TASK REQUIREMENTS:
Don't copy the pictures; return every other part of the records exactly.

------------------------------------------------------------------------

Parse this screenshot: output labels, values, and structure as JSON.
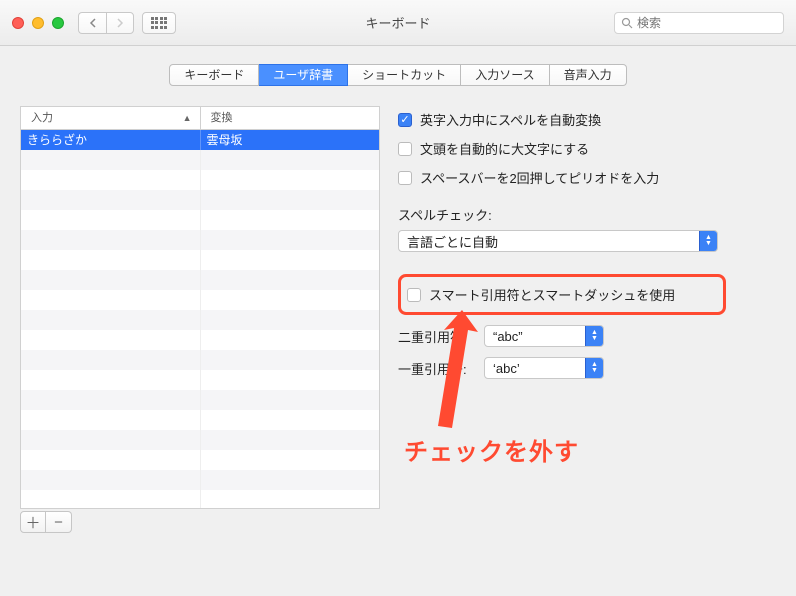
{
  "window": {
    "title": "キーボード"
  },
  "toolbar": {
    "search_placeholder": "検索"
  },
  "tabs": [
    {
      "label": "キーボード",
      "active": false
    },
    {
      "label": "ユーザ辞書",
      "active": true
    },
    {
      "label": "ショートカット",
      "active": false
    },
    {
      "label": "入力ソース",
      "active": false
    },
    {
      "label": "音声入力",
      "active": false
    }
  ],
  "table": {
    "headers": {
      "input": "入力",
      "output": "変換"
    },
    "rows": [
      {
        "input": "きららざか",
        "output": "雲母坂"
      }
    ]
  },
  "buttons": {
    "add": "＋",
    "remove": "−"
  },
  "options": {
    "autocorrect": {
      "label": "英字入力中にスペルを自動変換",
      "checked": true
    },
    "capitalize": {
      "label": "文頭を自動的に大文字にする",
      "checked": false
    },
    "doublespace": {
      "label": "スペースバーを2回押してピリオドを入力",
      "checked": false
    },
    "spellcheck_section": "スペルチェック:",
    "spellcheck_value": "言語ごとに自動",
    "smartquotes": {
      "label": "スマート引用符とスマートダッシュを使用",
      "checked": false
    },
    "doublequote_label": "二重引用符:",
    "doublequote_value": "“abc”",
    "singlequote_label": "一重引用符:",
    "singlequote_value": "‘abc’"
  },
  "annotation": {
    "text": "チェックを外す"
  }
}
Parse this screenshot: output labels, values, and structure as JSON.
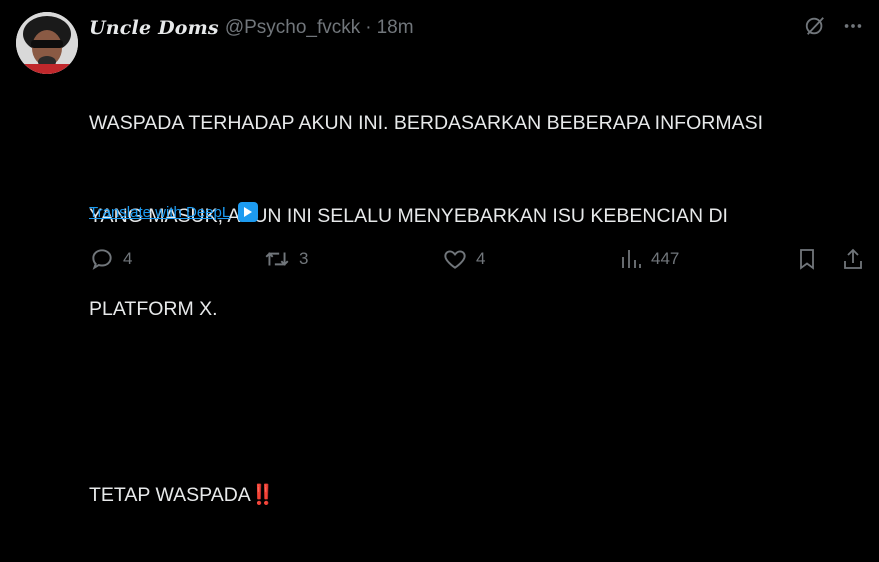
{
  "tweet": {
    "display_name": "Uncle Doms",
    "handle": "@Psycho_fvckk",
    "separator": "·",
    "time": "18m",
    "lines": [
      "WASPADA TERHADAP AKUN INI. BERDASARKAN BEBERAPA INFORMASI",
      "YANG MASUK, AKUN INI SELALU MENYEBARKAN ISU KEBENCIAN DI",
      "PLATFORM X.",
      "",
      "TETAP WASPADA"
    ],
    "emoji": "‼️"
  },
  "translate": {
    "label": "Translate with DeepL"
  },
  "metrics": {
    "replies": "4",
    "reposts": "3",
    "likes": "4",
    "views": "447"
  },
  "icons": {
    "grok": "grok-icon",
    "more": "more-icon",
    "reply": "reply-icon",
    "repost": "repost-icon",
    "like": "heart-icon",
    "views": "views-icon",
    "bookmark": "bookmark-icon",
    "share": "share-icon",
    "deepl": "deepl-icon"
  },
  "colors": {
    "background": "#000000",
    "text": "#e7e9ea",
    "muted": "#71767b",
    "link": "#1d9bf0",
    "emoji_red": "#e0245e"
  }
}
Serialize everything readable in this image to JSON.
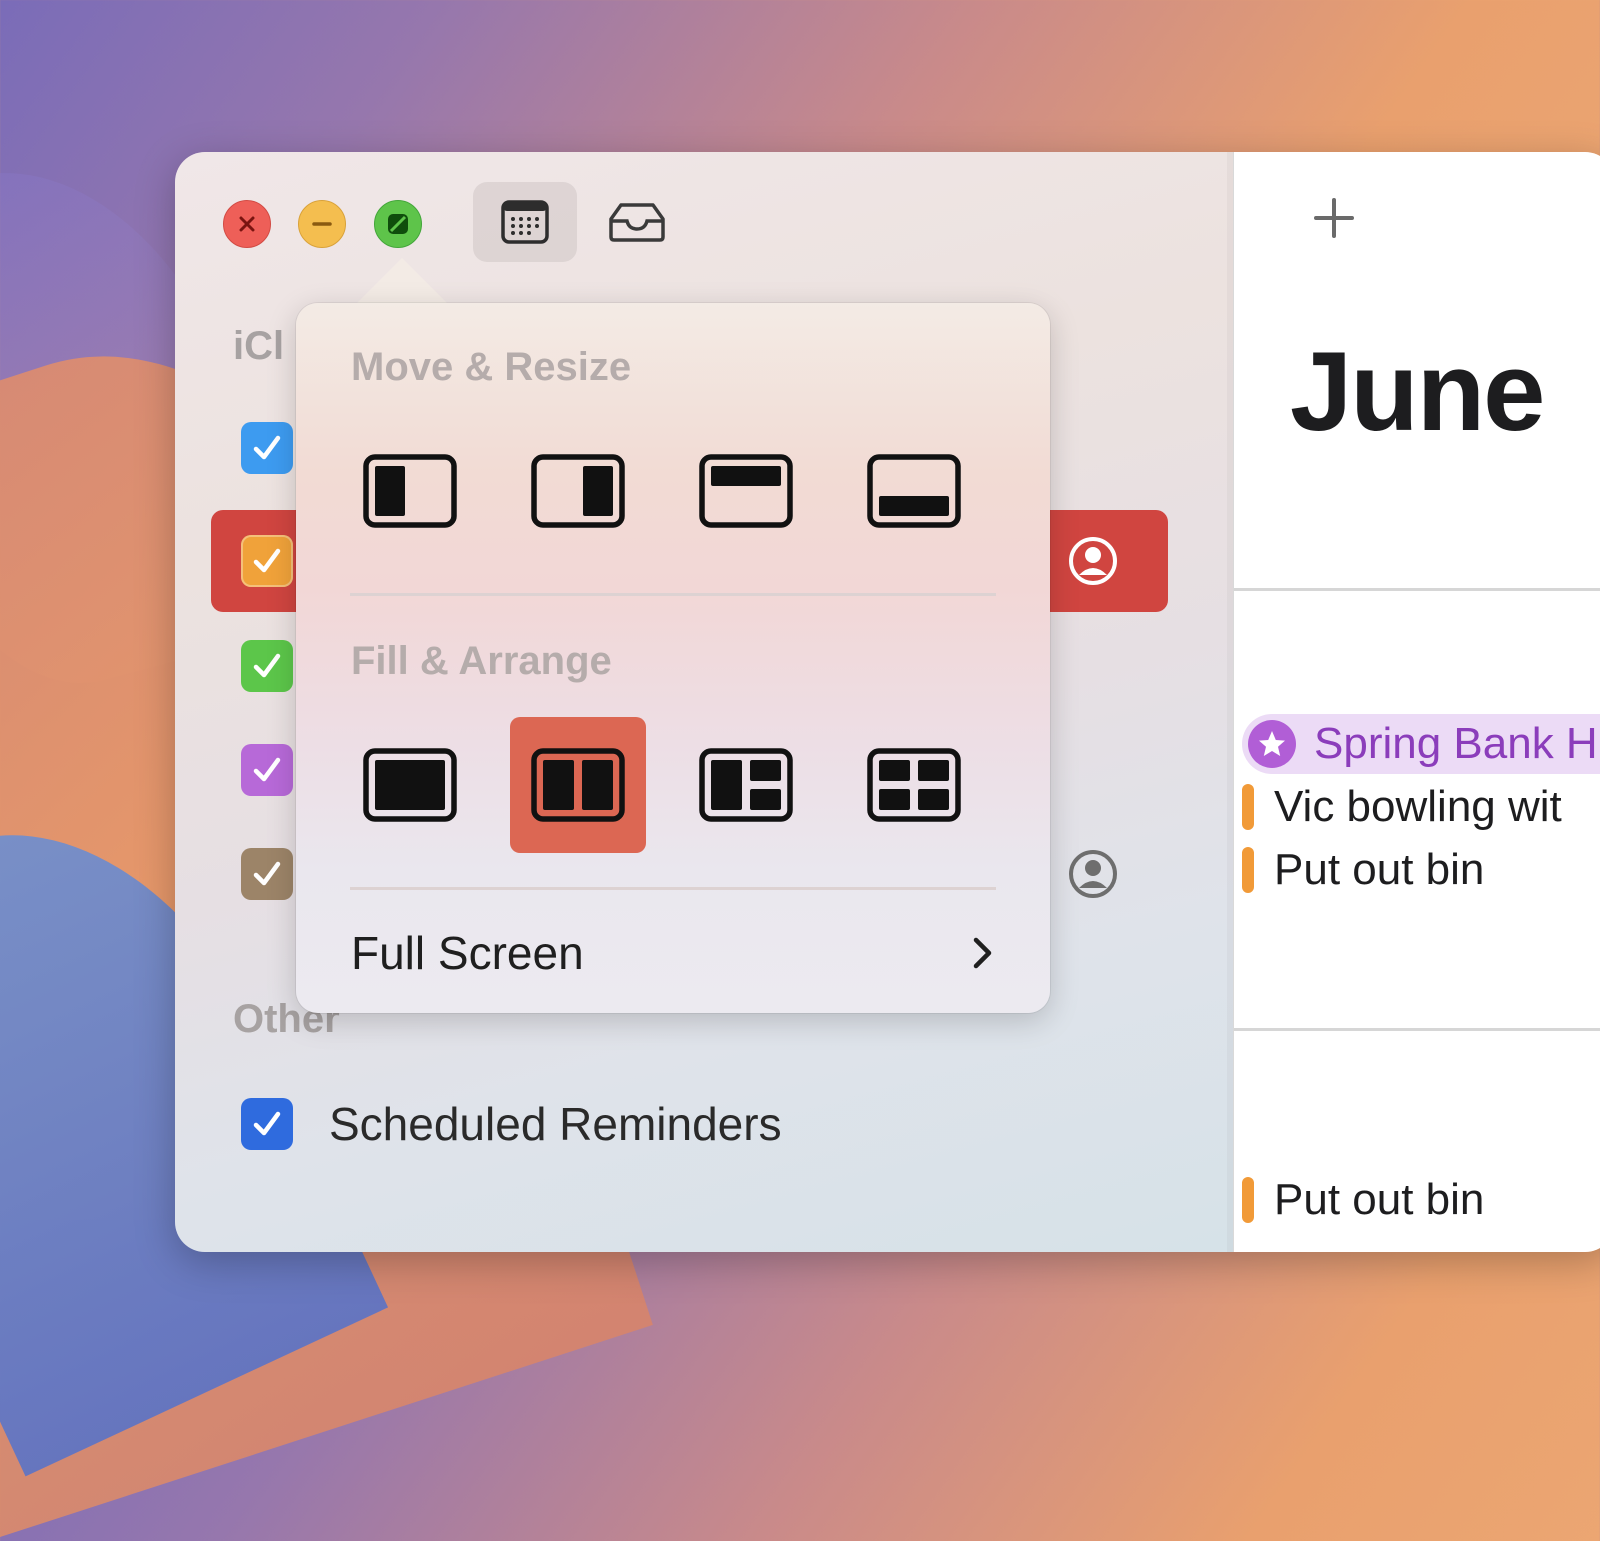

------------------------------------------------------------------------

COMPLETE RESPONSE:
Parse this screenshot: output labels, values, and structure as JSON.
{
  "window": {
    "title": "キーボード"
  },
  "toolbar": {
    "search_placeholder": "検索"
  },
  "tabs": [
    {
      "label": "キーボード",
      "active": false
    },
    {
      "label": "ユーザ辞書",
      "active": true
    },
    {
      "label": "ショートカット",
      "active": false
    },
    {
      "label": "入力ソース",
      "active": false
    },
    {
      "label": "音声入力",
      "active": false
    }
  ],
  "table": {
    "headers": {
      "input": "入力",
      "output": "変換"
    },
    "rows": [
      {
        "input": "きららざか",
        "output": "雲母坂"
      }
    ]
  },
  "buttons": {
    "add": "＋",
    "remove": "−"
  },
  "options": {
    "autocorrect": {
      "label": "英字入力中にスペルを自動変換",
      "checked": true
    },
    "capitalize": {
      "label": "文頭を自動的に大文字にする",
      "checked": false
    },
    "doublespace": {
      "label": "スペースバーを2回押してピリオドを入力",
      "checked": false
    },
    "spellcheck_section": "スペルチェック:",
    "spellcheck_value": "言語ごとに自動",
    "smartquotes": {
      "label": "スマート引用符とスマートダッシュを使用",
      "checked": false
    },
    "doublequote_label": "二重引用符:",
    "doublequote_value": "“abc”",
    "singlequote_label": "一重引用符:",
    "singlequote_value": "‘abc’"
  },
  "annotation": {
    "text": "チェックを外す"
  }
}
Parse this screenshot: output labels, values, and structure as JSON.
{
  "tweet": {
    "display_name": "Uncle Doms",
    "handle": "@Psycho_fvckk",
    "separator": "·",
    "time": "18m",
    "lines": [
      "WASPADA TERHADAP AKUN INI. BERDASARKAN BEBERAPA INFORMASI",
      "YANG MASUK, AKUN INI SELALU MENYEBARKAN ISU KEBENCIAN DI",
      "PLATFORM X.",
      "",
      "TETAP WASPADA"
    ],
    "emoji": "‼️"
  },
  "translate": {
    "label": "Translate with DeepL"
  },
  "metrics": {
    "replies": "4",
    "reposts": "3",
    "likes": "4",
    "views": "447"
  },
  "icons": {
    "grok": "grok-icon",
    "more": "more-icon",
    "reply": "reply-icon",
    "repost": "repost-icon",
    "like": "heart-icon",
    "views": "views-icon",
    "bookmark": "bookmark-icon",
    "share": "share-icon",
    "deepl": "deepl-icon"
  },
  "colors": {
    "background": "#000000",
    "text": "#e7e9ea",
    "muted": "#71767b",
    "link": "#1d9bf0",
    "emoji_red": "#e0245e"
  }
}
Serialize everything readable in this image to JSON.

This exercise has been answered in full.